**COMPITI DA SVOLGERE:**
**1.** Elenca le azioni che, secondo il testo sullo sciopero della Cgil, l'impresa dovrebbe poter compiere senza alcuna responsabilità.
**2.** Prosegui il testo sullo sciopero della Cgil dopo l'ultima frase riportata.

**TESTO DI PARTENZA:**
Uno sciopero per l’equità
Lo sciopero generale della Cgil di venerdì prossimo assume un significato che va persino al di là della giusta protesta contro una manovra economica aggiuntiva che è certamente iniqua e sbagliata. E’ infatti in corso una vasta operazione che mira a colpire il sistema dei diritti individuali e collettivi tutelati dalle leggi della Repubblica e dalla stessa Costituzione. L’intenzione del governo di modificare l’articolo 41 della nostra Carta ne è un esempio chiarissimo: la libertà d’impresa, peraltro riconosciuta nello stesso articolo, dovrebbe essere enfatizzata e privata dai presunti vincoli. Ma quali sarebbero questi vincoli? Il semplice accenno, nell’articolo 41, alla responsabilità “sociale” dell’impresa viene visto come una bestemmia, nell’epoca della globalizzazione. Cioè, l’impresa deve essere libera di fare ciò che vuole, senza alcuna (appunto) responsabilità: può licenziare, cacciare, disapplicare i contratti, chiudere stabilimenti, riaprirli dove vuole, ridurre i salari e aumentare i ritmi di lavoro. Il tutto senza il “fastidio” del confronto con il sindacato. E le leggi, i contratti? Carta straccia. Se volete il lavoro e il salario (magari ridotto) dovrete, prima o poi, rinunciarvi. E’ il teorema Marchionne, sostenuto dal ministro Sacconi.

**DATI FORNITI:**
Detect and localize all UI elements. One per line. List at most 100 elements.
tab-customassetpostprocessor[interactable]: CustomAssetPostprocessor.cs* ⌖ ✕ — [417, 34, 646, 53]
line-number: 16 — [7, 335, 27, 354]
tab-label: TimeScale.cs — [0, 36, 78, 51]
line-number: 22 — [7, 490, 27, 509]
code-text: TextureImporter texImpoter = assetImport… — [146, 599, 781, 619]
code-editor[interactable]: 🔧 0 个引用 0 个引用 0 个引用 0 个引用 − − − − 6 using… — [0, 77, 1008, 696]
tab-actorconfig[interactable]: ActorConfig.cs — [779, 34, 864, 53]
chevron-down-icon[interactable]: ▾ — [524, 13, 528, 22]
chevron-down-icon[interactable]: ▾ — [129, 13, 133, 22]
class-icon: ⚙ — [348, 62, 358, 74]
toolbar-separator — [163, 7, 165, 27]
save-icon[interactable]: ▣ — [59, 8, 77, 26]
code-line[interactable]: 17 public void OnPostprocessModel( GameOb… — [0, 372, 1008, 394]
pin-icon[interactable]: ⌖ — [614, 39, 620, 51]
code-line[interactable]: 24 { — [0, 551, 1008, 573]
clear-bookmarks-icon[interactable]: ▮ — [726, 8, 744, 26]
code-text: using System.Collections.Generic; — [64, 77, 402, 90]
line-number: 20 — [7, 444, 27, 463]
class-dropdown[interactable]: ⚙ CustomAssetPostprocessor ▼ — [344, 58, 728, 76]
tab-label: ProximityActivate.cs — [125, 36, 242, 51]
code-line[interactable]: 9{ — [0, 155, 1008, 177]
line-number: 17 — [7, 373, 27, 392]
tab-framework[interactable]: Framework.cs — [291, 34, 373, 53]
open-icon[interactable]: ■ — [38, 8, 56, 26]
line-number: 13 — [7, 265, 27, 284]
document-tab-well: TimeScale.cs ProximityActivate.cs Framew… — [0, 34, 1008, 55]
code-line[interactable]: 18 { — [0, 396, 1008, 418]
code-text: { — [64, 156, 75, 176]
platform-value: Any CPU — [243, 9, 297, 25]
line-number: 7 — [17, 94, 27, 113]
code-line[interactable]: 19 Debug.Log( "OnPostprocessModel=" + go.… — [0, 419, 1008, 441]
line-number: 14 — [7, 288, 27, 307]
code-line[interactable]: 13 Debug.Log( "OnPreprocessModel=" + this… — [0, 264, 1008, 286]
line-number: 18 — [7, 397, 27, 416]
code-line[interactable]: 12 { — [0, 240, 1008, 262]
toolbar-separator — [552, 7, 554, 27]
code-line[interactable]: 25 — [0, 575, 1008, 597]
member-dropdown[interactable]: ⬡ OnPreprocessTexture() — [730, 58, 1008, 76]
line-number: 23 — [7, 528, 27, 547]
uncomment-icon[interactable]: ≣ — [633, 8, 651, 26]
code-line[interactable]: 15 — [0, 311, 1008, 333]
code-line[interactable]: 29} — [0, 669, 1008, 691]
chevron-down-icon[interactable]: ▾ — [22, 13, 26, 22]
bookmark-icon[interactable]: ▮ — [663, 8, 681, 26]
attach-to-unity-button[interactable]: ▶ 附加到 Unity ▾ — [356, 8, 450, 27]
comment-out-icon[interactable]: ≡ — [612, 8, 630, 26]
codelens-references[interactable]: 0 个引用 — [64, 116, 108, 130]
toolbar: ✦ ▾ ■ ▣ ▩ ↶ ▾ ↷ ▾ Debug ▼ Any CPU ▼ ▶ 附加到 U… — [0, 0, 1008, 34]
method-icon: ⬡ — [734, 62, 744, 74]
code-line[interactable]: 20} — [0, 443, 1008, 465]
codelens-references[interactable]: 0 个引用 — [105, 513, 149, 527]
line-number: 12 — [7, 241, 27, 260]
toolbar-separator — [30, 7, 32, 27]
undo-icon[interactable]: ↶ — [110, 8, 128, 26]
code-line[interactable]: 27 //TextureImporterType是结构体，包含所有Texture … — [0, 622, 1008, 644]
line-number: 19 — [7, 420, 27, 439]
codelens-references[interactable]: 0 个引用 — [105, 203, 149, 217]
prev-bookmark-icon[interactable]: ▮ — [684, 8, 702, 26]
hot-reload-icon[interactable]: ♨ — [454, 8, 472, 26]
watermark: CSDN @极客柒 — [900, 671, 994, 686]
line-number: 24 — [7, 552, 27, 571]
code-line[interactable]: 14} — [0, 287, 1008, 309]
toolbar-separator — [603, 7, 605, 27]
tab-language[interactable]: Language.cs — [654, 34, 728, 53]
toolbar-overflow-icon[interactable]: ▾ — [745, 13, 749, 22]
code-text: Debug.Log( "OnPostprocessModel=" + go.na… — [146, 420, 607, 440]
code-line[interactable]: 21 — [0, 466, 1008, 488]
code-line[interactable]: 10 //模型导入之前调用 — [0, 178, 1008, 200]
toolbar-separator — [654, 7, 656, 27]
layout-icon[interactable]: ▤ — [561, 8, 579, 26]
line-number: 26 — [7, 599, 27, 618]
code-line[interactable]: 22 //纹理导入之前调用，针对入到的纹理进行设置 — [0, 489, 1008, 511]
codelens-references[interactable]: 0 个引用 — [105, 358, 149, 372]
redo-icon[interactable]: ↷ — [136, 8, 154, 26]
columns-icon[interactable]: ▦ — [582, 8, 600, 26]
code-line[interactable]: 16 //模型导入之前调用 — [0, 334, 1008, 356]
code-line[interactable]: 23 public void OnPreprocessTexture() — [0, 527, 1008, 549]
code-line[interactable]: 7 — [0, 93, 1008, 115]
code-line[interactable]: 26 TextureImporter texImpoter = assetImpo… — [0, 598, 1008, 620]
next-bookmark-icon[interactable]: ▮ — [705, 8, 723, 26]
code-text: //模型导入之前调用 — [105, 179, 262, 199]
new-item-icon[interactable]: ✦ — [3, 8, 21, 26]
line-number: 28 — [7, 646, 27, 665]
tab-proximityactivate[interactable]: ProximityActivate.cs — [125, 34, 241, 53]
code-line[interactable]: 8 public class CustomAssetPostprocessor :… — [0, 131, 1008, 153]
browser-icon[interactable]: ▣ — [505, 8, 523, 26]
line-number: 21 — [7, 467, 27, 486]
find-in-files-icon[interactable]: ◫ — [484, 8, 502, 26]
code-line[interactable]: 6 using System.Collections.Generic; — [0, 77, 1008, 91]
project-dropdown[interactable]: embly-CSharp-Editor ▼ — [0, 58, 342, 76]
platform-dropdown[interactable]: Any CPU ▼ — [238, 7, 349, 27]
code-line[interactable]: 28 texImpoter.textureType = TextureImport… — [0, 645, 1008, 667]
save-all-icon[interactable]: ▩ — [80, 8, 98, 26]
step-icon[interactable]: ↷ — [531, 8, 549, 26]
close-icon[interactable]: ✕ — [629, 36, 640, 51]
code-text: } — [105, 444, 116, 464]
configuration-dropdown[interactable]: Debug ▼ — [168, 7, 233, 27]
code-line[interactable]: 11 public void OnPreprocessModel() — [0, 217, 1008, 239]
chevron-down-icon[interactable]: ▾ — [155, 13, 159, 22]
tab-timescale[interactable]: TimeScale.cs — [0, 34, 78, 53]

**SOLUZIONI:**
**1.**
- licenziare
- cacciare
- disapplicare i contratti
- chiudere stabilimenti
- riaprirli dove vuole
- ridurre i salari
- aumentare i ritmi di lavoro

**2.**
Per questo è importante che i lavoratori del settore pubblico e di quello privato, i pensionati, siano chiamati alla mobilitazione. I tagli di Tremonti colpiscono i settori più deboli, l’assistenza ai disabili, i trasporti locali, la sanità, la scuola, l’università e la ricerca, le pensioni. Tutto ciò, come ha detto Guglielmo Epifani, mentre nulla si toglie ai chi ha di più, ai grandi patrimoni, ai manager che si arricchiscono con le stock options e con le liquidazioni d’oro, a chi ha fatto dell’evasione e dell’elusione fiscale una professione.
Uno sciopero giusto? Giustissimo. Che, purtroppo, una parte consistente dell’informazione cerca di oscurare, peggio di sabotare. Con una precisione chirurgica, direttori e redattori capi di due tg della Rai su tre, dei tg Mediaset ed anche de la 7 e di Sky, hanno deciso che non è vero che milioni di italiani protesteranno venerdì 25. Oppure, vedrete, se saranno costretti ad ammetterlo, ci diranno che si è trattato di un fallimento. E’ anche per questo risulta molto importante partecipare alla manifestazione del primo luglio contro i “tagli e bavagli” all’informazione.